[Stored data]
>> Begin

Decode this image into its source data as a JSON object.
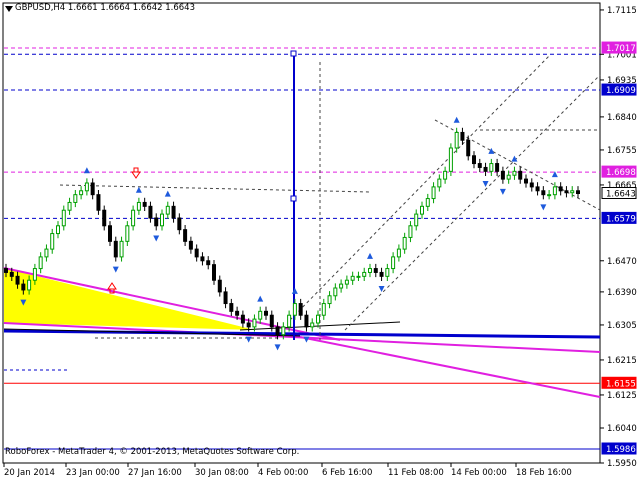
{
  "header": {
    "title": "GBPUSD,H4  1.6661 1.6664 1.6642 1.6643",
    "menu_icon": "triangle-down-icon"
  },
  "footer": {
    "copyright": "RoboForex - MetaTrader 4, © 2001-2013, MetaQuotes Software Corp."
  },
  "colors": {
    "up_bar": "#00a000",
    "down_bar": "#000000",
    "fractal": "#1e5adc",
    "magenta": "#e020e0",
    "red": "#ff0000",
    "blue": "#0000cc",
    "yellow": "#ffff00",
    "badge_text": "#ffffff"
  },
  "chart_data": {
    "type": "candlestick",
    "symbol": "GBPUSD",
    "timeframe": "H4",
    "ohlc": {
      "open": 1.6661,
      "high": 1.6664,
      "low": 1.6642,
      "close": 1.6643
    },
    "ylim": [
      1.595,
      1.712
    ],
    "y_ticks": [
      "1.7115",
      "1.7001",
      "1.6935",
      "1.6840",
      "1.6755",
      "1.6665",
      "1.6470",
      "1.6390",
      "1.6305",
      "1.6215",
      "1.6125",
      "1.6040",
      "1.5950"
    ],
    "x_ticks": [
      "20 Jan 2014",
      "23 Jan 00:00",
      "27 Jan 16:00",
      "30 Jan 08:00",
      "4 Feb 00:00",
      "6 Feb 16:00",
      "11 Feb 08:00",
      "14 Feb 00:00",
      "18 Feb 16:00"
    ],
    "price_badges": [
      {
        "value": "1.7017",
        "color": "#e020e0"
      },
      {
        "value": "1.6909",
        "color": "#0000cc"
      },
      {
        "value": "1.6698",
        "color": "#e020e0"
      },
      {
        "value": "1.6643",
        "color": "#ffffff"
      },
      {
        "value": "1.6579",
        "color": "#0000cc"
      },
      {
        "value": "1.6155",
        "color": "#ff0000"
      },
      {
        "value": "1.5986",
        "color": "#0000cc"
      }
    ],
    "horizontal_levels": [
      {
        "price": 1.7017,
        "style": "dashed",
        "color": "#e020e0"
      },
      {
        "price": 1.7001,
        "style": "dashed",
        "color": "#0000cc"
      },
      {
        "price": 1.6909,
        "style": "dashed",
        "color": "#0000cc"
      },
      {
        "price": 1.6698,
        "style": "dashed",
        "color": "#e020e0"
      },
      {
        "price": 1.6579,
        "style": "dashed",
        "color": "#0000cc"
      },
      {
        "price": 1.6155,
        "style": "solid",
        "color": "#ff0000"
      },
      {
        "price": 1.5986,
        "style": "solid",
        "color": "#0000cc"
      }
    ],
    "close_series": [
      1.644,
      1.643,
      1.641,
      1.6395,
      1.642,
      1.645,
      1.648,
      1.65,
      1.654,
      1.656,
      1.66,
      1.662,
      1.664,
      1.665,
      1.667,
      1.664,
      1.66,
      1.656,
      1.652,
      1.648,
      1.652,
      1.656,
      1.66,
      1.662,
      1.661,
      1.658,
      1.656,
      1.659,
      1.661,
      1.658,
      1.655,
      1.652,
      1.65,
      1.648,
      1.647,
      1.646,
      1.642,
      1.639,
      1.636,
      1.634,
      1.633,
      1.631,
      1.63,
      1.632,
      1.634,
      1.633,
      1.63,
      1.628,
      1.63,
      1.633,
      1.636,
      1.633,
      1.63,
      1.631,
      1.633,
      1.636,
      1.638,
      1.64,
      1.641,
      1.642,
      1.643,
      1.643,
      1.644,
      1.645,
      1.644,
      1.643,
      1.645,
      1.648,
      1.65,
      1.653,
      1.656,
      1.659,
      1.661,
      1.663,
      1.666,
      1.668,
      1.67,
      1.676,
      1.68,
      1.678,
      1.674,
      1.672,
      1.671,
      1.67,
      1.672,
      1.67,
      1.668,
      1.669,
      1.67,
      1.668,
      1.667,
      1.666,
      1.665,
      1.664,
      1.664,
      1.666,
      1.665,
      1.6645,
      1.665,
      1.6643
    ]
  }
}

>> End

• **Your objective**
Write the listing above out again exactly, dropping each image.

• **Answer to this exercise**
Decode this image into its source data as a JSON object.
{
  "header": {
    "title": "GBPUSD,H4  1.6661 1.6664 1.6642 1.6643",
    "menu_icon": "triangle-down-icon"
  },
  "footer": {
    "copyright": "RoboForex - MetaTrader 4, © 2001-2013, MetaQuotes Software Corp."
  },
  "colors": {
    "up_bar": "#00a000",
    "down_bar": "#000000",
    "fractal": "#1e5adc",
    "magenta": "#e020e0",
    "red": "#ff0000",
    "blue": "#0000cc",
    "yellow": "#ffff00",
    "badge_text": "#ffffff"
  },
  "chart_data": {
    "type": "candlestick",
    "symbol": "GBPUSD",
    "timeframe": "H4",
    "ohlc": {
      "open": 1.6661,
      "high": 1.6664,
      "low": 1.6642,
      "close": 1.6643
    },
    "ylim": [
      1.595,
      1.712
    ],
    "y_ticks": [
      "1.7115",
      "1.7001",
      "1.6935",
      "1.6840",
      "1.6755",
      "1.6665",
      "1.6470",
      "1.6390",
      "1.6305",
      "1.6215",
      "1.6125",
      "1.6040",
      "1.5950"
    ],
    "x_ticks": [
      "20 Jan 2014",
      "23 Jan 00:00",
      "27 Jan 16:00",
      "30 Jan 08:00",
      "4 Feb 00:00",
      "6 Feb 16:00",
      "11 Feb 08:00",
      "14 Feb 00:00",
      "18 Feb 16:00"
    ],
    "price_badges": [
      {
        "value": "1.7017",
        "color": "#e020e0"
      },
      {
        "value": "1.6909",
        "color": "#0000cc"
      },
      {
        "value": "1.6698",
        "color": "#e020e0"
      },
      {
        "value": "1.6643",
        "color": "#ffffff"
      },
      {
        "value": "1.6579",
        "color": "#0000cc"
      },
      {
        "value": "1.6155",
        "color": "#ff0000"
      },
      {
        "value": "1.5986",
        "color": "#0000cc"
      }
    ],
    "horizontal_levels": [
      {
        "price": 1.7017,
        "style": "dashed",
        "color": "#e020e0"
      },
      {
        "price": 1.7001,
        "style": "dashed",
        "color": "#0000cc"
      },
      {
        "price": 1.6909,
        "style": "dashed",
        "color": "#0000cc"
      },
      {
        "price": 1.6698,
        "style": "dashed",
        "color": "#e020e0"
      },
      {
        "price": 1.6579,
        "style": "dashed",
        "color": "#0000cc"
      },
      {
        "price": 1.6155,
        "style": "solid",
        "color": "#ff0000"
      },
      {
        "price": 1.5986,
        "style": "solid",
        "color": "#0000cc"
      }
    ],
    "close_series": [
      1.644,
      1.643,
      1.641,
      1.6395,
      1.642,
      1.645,
      1.648,
      1.65,
      1.654,
      1.656,
      1.66,
      1.662,
      1.664,
      1.665,
      1.667,
      1.664,
      1.66,
      1.656,
      1.652,
      1.648,
      1.652,
      1.656,
      1.66,
      1.662,
      1.661,
      1.658,
      1.656,
      1.659,
      1.661,
      1.658,
      1.655,
      1.652,
      1.65,
      1.648,
      1.647,
      1.646,
      1.642,
      1.639,
      1.636,
      1.634,
      1.633,
      1.631,
      1.63,
      1.632,
      1.634,
      1.633,
      1.63,
      1.628,
      1.63,
      1.633,
      1.636,
      1.633,
      1.63,
      1.631,
      1.633,
      1.636,
      1.638,
      1.64,
      1.641,
      1.642,
      1.643,
      1.643,
      1.644,
      1.645,
      1.644,
      1.643,
      1.645,
      1.648,
      1.65,
      1.653,
      1.656,
      1.659,
      1.661,
      1.663,
      1.666,
      1.668,
      1.67,
      1.676,
      1.68,
      1.678,
      1.674,
      1.672,
      1.671,
      1.67,
      1.672,
      1.67,
      1.668,
      1.669,
      1.67,
      1.668,
      1.667,
      1.666,
      1.665,
      1.664,
      1.664,
      1.666,
      1.665,
      1.6645,
      1.665,
      1.6643
    ]
  }
}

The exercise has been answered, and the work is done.